** start of EXCERPTED DATA **
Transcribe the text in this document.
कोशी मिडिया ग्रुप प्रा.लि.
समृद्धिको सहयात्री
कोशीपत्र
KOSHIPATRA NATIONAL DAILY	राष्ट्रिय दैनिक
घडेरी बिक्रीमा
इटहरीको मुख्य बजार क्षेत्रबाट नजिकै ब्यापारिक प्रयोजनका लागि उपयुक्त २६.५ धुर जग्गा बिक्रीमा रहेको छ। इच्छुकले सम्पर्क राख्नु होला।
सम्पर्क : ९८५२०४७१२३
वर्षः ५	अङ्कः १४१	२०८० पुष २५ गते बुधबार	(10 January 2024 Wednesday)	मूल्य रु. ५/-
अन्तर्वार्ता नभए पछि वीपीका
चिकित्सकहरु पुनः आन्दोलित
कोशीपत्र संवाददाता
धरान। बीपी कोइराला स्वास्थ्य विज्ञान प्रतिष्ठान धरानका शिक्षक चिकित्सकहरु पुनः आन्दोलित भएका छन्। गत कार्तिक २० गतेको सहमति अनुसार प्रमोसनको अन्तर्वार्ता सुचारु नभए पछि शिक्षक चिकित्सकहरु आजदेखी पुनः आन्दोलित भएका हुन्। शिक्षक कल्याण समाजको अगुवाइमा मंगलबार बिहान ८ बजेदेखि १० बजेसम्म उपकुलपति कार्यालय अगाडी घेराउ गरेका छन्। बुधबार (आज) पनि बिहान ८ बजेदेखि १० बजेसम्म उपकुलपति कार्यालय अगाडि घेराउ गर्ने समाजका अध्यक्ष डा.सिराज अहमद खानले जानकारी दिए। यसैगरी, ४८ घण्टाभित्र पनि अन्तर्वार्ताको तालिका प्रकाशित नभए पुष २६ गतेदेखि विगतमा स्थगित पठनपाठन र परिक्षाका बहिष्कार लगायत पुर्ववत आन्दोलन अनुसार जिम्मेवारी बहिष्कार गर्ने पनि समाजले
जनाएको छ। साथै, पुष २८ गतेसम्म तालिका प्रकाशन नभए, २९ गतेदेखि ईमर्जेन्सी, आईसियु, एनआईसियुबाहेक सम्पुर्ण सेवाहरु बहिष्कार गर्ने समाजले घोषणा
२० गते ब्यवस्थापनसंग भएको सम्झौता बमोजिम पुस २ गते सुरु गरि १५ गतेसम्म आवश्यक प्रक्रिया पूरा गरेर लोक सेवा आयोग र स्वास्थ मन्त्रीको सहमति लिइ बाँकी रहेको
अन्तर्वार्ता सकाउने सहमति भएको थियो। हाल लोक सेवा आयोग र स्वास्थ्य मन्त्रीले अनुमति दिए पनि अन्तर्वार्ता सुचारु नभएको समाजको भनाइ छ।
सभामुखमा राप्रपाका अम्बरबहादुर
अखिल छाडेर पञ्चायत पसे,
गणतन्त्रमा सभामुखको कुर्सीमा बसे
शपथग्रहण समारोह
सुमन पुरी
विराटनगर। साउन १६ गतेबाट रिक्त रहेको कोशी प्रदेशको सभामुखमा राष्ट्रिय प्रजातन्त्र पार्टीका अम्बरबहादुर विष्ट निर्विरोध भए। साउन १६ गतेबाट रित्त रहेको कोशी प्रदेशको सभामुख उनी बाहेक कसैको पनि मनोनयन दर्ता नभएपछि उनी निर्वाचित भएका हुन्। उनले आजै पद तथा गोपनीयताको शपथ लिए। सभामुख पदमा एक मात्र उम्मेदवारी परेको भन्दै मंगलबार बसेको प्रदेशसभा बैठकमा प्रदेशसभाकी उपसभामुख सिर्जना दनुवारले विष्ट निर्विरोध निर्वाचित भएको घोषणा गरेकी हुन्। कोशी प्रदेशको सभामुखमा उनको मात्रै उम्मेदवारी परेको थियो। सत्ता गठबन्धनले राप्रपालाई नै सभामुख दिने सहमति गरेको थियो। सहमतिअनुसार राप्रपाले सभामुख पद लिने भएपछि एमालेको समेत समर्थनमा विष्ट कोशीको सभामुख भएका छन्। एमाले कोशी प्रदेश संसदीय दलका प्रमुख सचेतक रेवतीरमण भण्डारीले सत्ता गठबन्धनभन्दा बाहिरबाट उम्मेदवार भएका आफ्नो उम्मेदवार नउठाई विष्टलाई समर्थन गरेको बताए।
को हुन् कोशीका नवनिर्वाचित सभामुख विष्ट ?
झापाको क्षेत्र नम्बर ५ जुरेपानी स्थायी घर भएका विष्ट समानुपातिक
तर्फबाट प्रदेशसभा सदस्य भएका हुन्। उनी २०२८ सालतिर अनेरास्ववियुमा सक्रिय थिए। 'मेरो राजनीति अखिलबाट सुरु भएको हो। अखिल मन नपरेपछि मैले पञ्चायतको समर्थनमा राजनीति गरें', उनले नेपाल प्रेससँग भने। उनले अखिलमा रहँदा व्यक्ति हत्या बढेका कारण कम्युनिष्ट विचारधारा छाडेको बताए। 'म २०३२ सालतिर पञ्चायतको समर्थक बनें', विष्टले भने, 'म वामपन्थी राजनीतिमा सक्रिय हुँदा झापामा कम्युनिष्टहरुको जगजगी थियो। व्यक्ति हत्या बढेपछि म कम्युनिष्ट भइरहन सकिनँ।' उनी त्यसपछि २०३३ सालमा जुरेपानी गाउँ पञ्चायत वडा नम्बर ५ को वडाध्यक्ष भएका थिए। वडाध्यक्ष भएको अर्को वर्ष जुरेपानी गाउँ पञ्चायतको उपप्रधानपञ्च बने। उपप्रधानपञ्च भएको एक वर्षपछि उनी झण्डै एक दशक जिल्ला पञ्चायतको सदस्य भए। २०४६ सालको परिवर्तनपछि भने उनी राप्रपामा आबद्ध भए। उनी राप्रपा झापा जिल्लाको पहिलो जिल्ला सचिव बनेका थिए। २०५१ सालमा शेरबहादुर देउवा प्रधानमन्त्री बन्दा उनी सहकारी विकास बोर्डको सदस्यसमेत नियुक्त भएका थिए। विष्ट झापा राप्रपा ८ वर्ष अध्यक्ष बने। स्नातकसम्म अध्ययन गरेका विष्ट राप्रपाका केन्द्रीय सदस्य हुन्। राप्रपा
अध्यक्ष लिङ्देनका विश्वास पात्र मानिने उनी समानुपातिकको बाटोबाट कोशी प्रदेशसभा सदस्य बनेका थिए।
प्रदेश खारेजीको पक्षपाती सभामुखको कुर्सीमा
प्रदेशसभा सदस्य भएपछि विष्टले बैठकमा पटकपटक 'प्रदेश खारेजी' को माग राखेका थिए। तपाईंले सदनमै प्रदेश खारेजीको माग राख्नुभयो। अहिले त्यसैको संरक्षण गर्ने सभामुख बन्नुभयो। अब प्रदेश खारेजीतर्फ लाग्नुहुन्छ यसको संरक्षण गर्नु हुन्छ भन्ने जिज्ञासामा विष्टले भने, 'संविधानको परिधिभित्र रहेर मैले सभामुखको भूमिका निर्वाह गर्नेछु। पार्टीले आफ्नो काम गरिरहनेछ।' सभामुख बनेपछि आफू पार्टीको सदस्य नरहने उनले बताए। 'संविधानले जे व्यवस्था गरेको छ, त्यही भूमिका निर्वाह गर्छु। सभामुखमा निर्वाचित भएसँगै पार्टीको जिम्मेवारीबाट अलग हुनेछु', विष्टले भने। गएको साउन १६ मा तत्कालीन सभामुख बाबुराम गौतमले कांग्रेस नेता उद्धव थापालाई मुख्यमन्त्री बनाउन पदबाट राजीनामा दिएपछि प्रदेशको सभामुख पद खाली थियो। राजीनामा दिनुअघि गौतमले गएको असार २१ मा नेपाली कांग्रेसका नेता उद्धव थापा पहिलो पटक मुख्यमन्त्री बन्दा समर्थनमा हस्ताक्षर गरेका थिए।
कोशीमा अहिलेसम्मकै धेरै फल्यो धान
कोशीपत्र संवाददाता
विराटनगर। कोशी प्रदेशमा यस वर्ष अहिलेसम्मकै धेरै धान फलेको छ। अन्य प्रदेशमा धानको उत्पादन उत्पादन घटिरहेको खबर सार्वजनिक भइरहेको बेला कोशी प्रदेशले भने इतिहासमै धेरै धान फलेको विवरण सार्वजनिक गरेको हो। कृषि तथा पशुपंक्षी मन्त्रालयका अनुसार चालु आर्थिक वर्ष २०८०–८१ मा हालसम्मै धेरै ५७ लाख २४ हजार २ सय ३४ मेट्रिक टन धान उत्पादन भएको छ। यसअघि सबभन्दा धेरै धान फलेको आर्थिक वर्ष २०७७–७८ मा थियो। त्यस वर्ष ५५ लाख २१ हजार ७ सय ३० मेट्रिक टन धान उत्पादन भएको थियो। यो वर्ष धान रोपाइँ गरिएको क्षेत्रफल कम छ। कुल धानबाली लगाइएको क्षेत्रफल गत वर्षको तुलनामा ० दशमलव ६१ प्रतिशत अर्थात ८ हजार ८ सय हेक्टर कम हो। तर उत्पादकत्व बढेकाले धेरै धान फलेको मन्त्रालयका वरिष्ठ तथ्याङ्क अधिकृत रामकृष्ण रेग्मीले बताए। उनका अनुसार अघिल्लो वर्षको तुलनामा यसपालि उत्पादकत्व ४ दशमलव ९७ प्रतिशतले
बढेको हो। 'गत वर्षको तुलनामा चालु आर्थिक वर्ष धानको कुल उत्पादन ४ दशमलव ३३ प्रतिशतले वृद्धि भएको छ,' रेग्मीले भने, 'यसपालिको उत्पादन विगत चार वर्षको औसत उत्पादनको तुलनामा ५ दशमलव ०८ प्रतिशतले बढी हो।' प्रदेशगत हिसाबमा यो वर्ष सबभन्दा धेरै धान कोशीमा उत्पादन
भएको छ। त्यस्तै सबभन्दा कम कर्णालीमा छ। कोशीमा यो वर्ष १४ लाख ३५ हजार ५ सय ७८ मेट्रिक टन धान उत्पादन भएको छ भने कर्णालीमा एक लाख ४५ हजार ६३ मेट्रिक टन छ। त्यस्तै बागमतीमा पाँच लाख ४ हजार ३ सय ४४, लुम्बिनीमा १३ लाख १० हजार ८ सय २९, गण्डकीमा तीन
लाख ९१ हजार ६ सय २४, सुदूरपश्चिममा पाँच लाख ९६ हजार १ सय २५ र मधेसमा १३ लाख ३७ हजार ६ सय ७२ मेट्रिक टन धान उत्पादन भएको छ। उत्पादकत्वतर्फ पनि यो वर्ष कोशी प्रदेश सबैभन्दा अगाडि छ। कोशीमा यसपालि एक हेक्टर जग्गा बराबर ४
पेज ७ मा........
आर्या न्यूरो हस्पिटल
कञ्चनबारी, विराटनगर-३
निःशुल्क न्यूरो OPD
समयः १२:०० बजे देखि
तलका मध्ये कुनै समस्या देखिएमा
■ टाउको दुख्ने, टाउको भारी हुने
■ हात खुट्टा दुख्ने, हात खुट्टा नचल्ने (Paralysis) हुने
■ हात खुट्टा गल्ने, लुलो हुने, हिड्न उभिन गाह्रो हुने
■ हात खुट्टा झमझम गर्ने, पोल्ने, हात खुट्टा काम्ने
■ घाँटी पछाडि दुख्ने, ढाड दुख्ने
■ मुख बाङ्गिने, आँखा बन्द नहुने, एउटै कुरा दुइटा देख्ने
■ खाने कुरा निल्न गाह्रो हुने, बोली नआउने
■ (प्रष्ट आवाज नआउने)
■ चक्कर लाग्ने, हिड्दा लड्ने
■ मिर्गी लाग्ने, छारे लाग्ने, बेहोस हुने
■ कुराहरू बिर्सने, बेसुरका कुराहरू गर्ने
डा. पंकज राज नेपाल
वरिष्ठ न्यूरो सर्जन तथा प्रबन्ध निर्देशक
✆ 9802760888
** end of EXCERPTED DATA **
YOUR GOAL:
Wherever the word "सकहर" occurs in a line of the listing, copy that line.

RESULT OF THIS TASK:
चिकित्सकहरु पुनः आन्दोलित
धरान। बीपी कोइराला स्वास्थ्य विज्ञान प्रतिष्ठान धरानका शिक्षक चिकित्सकहरु पुनः आन्दोलित भएका छन्। गत कार्तिक २० गतेको सहमति अनुसार प्रमोसनको अन्तर्वार्ता सुचारु नभए पछि शिक्षक चिकित्सकहरु आजदेखी पुनः आन्दोलित भएका हुन्। शिक्षक कल्याण समाजको अगुवाइमा मंगलबार बिहान ८ बजेदेखि १० बजेसम्म उपकुलपति कार्यालय अगाडी घेराउ गरेका छन्। बुधबार (आज) पनि बिहान ८ बजेदेखि १० बजेसम्म उपकुलपति कार्यालय अगाडि घेराउ गर्ने समाजका अध्यक्ष डा.सिराज अहमद खानले जानकारी दिए। यसैगरी, ४८ घण्टाभित्र पनि अन्तर्वार्ताको तालिका प्रकाशित नभए पुष २६ गतेदेखि विगतमा स्थगित पठनपाठन र परिक्षाका बहिष्कार लगायत पुर्ववत आन्दोलन अनुसार जिम्मेवारी बहिष्कार गर्ने पनि समाजले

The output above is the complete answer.